=== GIVEN INSTRUCTION ===
Give only the number of lines in the data that contain the word "LICENSE".

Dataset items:

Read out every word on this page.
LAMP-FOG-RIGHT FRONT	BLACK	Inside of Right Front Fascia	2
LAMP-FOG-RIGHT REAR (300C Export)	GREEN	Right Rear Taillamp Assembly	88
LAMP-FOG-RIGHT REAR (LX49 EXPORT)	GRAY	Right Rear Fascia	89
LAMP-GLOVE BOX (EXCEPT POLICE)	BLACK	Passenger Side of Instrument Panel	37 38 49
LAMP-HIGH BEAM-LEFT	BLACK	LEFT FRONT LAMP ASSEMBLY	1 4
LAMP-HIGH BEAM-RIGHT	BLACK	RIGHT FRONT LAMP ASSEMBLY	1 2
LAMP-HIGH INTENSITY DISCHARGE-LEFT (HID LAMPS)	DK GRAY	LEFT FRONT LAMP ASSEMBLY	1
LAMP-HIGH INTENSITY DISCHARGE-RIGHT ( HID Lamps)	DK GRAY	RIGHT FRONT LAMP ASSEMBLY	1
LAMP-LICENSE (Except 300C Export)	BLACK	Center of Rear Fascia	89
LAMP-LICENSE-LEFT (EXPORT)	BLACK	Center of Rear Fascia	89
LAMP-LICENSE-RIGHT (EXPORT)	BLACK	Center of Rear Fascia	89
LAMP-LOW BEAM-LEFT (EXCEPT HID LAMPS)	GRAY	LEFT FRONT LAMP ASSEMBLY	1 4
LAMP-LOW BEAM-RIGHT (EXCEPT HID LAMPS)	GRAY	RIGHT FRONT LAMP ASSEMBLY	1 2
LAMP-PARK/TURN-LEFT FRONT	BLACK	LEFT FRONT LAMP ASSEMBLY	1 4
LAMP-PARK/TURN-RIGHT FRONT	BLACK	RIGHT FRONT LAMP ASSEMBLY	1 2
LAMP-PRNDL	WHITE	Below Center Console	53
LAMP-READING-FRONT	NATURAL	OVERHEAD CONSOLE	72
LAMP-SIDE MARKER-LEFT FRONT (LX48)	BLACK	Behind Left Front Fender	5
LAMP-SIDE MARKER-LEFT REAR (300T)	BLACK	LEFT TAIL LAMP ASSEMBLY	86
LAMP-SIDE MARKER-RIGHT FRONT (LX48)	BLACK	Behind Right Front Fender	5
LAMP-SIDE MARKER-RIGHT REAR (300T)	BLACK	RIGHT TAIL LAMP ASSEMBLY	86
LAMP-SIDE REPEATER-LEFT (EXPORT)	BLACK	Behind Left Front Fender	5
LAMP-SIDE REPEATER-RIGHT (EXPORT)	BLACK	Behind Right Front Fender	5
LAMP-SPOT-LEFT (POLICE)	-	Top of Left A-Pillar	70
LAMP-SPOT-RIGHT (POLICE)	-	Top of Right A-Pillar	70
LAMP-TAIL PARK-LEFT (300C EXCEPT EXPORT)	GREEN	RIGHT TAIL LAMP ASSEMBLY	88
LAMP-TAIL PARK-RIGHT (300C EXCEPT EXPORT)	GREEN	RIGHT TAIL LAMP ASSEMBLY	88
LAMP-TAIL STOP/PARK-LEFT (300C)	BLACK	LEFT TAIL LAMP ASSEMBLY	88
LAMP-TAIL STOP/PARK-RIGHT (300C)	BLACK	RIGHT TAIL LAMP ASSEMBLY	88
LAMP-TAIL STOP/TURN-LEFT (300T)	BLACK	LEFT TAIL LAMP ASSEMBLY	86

=== SOLUTION TO THIS TASK ===
3